** Start of THE RECORDS **

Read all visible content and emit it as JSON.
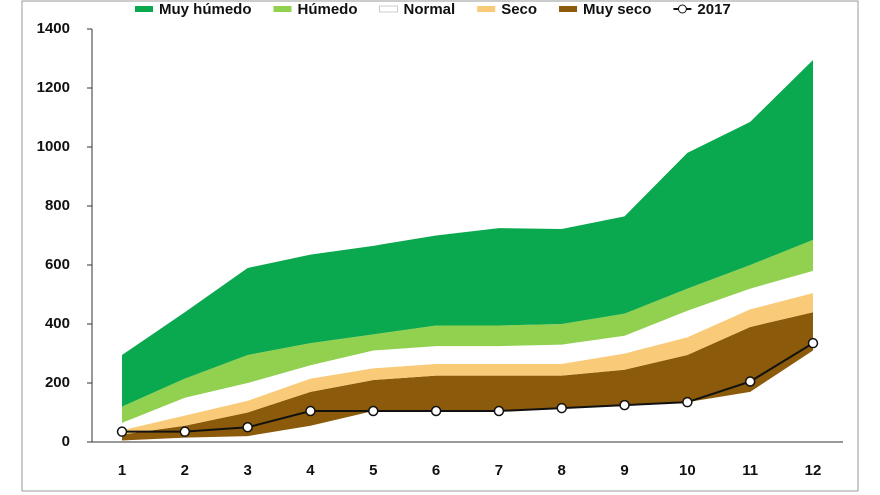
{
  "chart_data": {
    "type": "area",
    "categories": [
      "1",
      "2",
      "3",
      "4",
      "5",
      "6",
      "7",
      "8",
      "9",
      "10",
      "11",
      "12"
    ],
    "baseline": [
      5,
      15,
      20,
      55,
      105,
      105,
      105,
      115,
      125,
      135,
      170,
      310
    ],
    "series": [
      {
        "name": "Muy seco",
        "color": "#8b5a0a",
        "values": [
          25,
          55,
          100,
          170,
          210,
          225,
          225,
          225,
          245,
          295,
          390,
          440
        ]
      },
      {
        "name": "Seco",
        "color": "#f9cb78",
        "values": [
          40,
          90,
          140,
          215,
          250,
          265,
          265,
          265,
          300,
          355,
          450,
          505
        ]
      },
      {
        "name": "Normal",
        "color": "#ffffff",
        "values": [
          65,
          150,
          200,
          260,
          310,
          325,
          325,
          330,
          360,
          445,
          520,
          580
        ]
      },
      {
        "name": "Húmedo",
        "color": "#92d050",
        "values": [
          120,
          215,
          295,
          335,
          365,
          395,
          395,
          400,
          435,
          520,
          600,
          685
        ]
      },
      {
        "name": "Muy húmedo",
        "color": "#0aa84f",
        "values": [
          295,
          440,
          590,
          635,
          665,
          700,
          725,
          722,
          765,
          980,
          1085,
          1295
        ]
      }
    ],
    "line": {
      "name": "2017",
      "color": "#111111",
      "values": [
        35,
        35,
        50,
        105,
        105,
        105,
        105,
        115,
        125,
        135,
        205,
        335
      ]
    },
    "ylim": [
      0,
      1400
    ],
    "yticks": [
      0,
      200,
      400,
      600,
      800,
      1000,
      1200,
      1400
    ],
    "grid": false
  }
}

** End of THE RECORDS **

◆ **AIM**:
Going over the lines above, work out how many include "name", then give only that number.

◆ **RESPONSE**:
6